> _Stored data_
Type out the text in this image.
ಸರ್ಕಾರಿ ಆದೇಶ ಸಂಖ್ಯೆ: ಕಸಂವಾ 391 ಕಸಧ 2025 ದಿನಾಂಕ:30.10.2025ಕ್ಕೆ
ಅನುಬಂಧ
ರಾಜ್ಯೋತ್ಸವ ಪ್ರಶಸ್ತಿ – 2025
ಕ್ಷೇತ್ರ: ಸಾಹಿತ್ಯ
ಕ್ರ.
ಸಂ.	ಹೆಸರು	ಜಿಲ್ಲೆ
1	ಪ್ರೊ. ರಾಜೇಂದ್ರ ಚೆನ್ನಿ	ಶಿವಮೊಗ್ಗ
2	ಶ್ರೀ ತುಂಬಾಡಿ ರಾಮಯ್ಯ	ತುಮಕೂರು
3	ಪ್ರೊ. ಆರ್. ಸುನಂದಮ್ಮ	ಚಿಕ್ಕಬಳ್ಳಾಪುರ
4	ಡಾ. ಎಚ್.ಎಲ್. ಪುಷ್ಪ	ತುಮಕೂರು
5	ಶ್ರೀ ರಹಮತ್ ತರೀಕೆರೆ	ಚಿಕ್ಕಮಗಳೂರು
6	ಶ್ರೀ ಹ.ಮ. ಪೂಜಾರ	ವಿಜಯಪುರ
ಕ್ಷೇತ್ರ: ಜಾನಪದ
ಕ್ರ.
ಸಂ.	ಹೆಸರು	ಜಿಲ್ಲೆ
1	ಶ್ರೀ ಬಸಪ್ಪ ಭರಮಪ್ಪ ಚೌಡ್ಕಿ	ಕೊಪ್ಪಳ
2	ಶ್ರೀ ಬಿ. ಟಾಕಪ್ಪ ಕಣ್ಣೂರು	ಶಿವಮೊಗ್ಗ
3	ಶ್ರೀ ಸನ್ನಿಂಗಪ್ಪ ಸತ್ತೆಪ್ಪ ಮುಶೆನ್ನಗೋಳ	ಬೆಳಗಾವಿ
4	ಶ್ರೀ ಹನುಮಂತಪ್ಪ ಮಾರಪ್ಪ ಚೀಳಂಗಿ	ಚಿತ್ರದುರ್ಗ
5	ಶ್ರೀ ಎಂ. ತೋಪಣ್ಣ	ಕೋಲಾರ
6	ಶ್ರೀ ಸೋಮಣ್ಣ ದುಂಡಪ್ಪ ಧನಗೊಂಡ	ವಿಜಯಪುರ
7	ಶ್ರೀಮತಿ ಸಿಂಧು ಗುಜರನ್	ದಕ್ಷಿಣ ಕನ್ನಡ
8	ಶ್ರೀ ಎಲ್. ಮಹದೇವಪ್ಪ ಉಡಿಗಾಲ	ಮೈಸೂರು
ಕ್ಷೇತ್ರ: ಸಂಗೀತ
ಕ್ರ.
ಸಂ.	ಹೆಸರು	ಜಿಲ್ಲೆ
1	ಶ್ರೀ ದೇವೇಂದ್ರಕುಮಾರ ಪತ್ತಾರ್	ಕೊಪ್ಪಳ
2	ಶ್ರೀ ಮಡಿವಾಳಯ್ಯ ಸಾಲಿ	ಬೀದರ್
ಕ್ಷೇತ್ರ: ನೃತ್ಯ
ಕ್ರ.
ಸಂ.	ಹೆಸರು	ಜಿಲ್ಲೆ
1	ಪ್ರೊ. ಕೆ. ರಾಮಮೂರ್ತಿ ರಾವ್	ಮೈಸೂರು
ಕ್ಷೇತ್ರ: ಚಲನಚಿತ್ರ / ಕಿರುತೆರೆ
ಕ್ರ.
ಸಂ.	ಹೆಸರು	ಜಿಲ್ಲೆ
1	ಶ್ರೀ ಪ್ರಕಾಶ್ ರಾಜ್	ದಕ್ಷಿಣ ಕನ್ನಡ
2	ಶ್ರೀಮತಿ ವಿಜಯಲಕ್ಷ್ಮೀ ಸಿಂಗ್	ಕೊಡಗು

> _What the task asks_
Set down the entries verbatim, leaving none out.

> _The response_
Type out the text in this image.
ಸರ್ಕಾರಿ ಆದೇಶ ಸಂಖ್ಯೆ: ಕಸಂವಾ 391 ಕಸಧ 2025 ದಿನಾಂಕ:30.10.2025ಕ್ಕೆ
ಅನುಬಂಧ
ರಾಜ್ಯೋತ್ಸವ ಪ್ರಶಸ್ತಿ – 2025
ಕ್ಷೇತ್ರ: ಸಾಹಿತ್ಯ
ಕ್ರ.
ಸಂ.	ಹೆಸರು	ಜಿಲ್ಲೆ
1	ಪ್ರೊ. ರಾಜೇಂದ್ರ ಚೆನ್ನಿ	ಶಿವಮೊಗ್ಗ
2	ಶ್ರೀ ತುಂಬಾಡಿ ರಾಮಯ್ಯ	ತುಮಕೂರು
3	ಪ್ರೊ. ಆರ್. ಸುನಂದಮ್ಮ	ಚಿಕ್ಕಬಳ್ಳಾಪುರ
4	ಡಾ. ಎಚ್.ಎಲ್. ಪುಷ್ಪ	ತುಮಕೂರು
5	ಶ್ರೀ ರಹಮತ್ ತರೀಕೆರೆ	ಚಿಕ್ಕಮಗಳೂರು
6	ಶ್ರೀ ಹ.ಮ. ಪೂಜಾರ	ವಿಜಯಪುರ
ಕ್ಷೇತ್ರ: ಜಾನಪದ
ಕ್ರ.
ಸಂ.	ಹೆಸರು	ಜಿಲ್ಲೆ
1	ಶ್ರೀ ಬಸಪ್ಪ ಭರಮಪ್ಪ ಚೌಡ್ಕಿ	ಕೊಪ್ಪಳ
2	ಶ್ರೀ ಬಿ. ಟಾಕಪ್ಪ ಕಣ್ಣೂರು	ಶಿವಮೊಗ್ಗ
3	ಶ್ರೀ ಸನ್ನಿಂಗಪ್ಪ ಸತ್ತೆಪ್ಪ ಮುಶೆನ್ನಗೋಳ	ಬೆಳಗಾವಿ
4	ಶ್ರೀ ಹನುಮಂತಪ್ಪ ಮಾರಪ್ಪ ಚೀಳಂಗಿ	ಚಿತ್ರದುರ್ಗ
5	ಶ್ರೀ ಎಂ. ತೋಪಣ್ಣ	ಕೋಲಾರ
6	ಶ್ರೀ ಸೋಮಣ್ಣ ದುಂಡಪ್ಪ ಧನಗೊಂಡ	ವಿಜಯಪುರ
7	ಶ್ರೀಮತಿ ಸಿಂಧು ಗುಜರನ್	ದಕ್ಷಿಣ ಕನ್ನಡ
8	ಶ್ರೀ ಎಲ್. ಮಹದೇವಪ್ಪ ಉಡಿಗಾಲ	ಮೈಸೂರು
ಕ್ಷೇತ್ರ: ಸಂಗೀತ
ಕ್ರ.
ಸಂ.	ಹೆಸರು	ಜಿಲ್ಲೆ
1	ಶ್ರೀ ದೇವೇಂದ್ರಕುಮಾರ ಪತ್ತಾರ್	ಕೊಪ್ಪಳ
2	ಶ್ರೀ ಮಡಿವಾಳಯ್ಯ ಸಾಲಿ	ಬೀದರ್
ಕ್ಷೇತ್ರ: ನೃತ್ಯ
ಕ್ರ.
ಸಂ.	ಹೆಸರು	ಜಿಲ್ಲೆ
1	ಪ್ರೊ. ಕೆ. ರಾಮಮೂರ್ತಿ ರಾವ್	ಮೈಸೂರು
ಕ್ಷೇತ್ರ: ಚಲನಚಿತ್ರ / ಕಿರುತೆರೆ
ಕ್ರ.
ಸಂ.	ಹೆಸರು	ಜಿಲ್ಲೆ
1	ಶ್ರೀ ಪ್ರಕಾಶ್ ರಾಜ್	ದಕ್ಷಿಣ ಕನ್ನಡ
2	ಶ್ರೀಮತಿ ವಿಜಯಲಕ್ಷ್ಮೀ ಸಿಂಗ್	ಕೊಡಗು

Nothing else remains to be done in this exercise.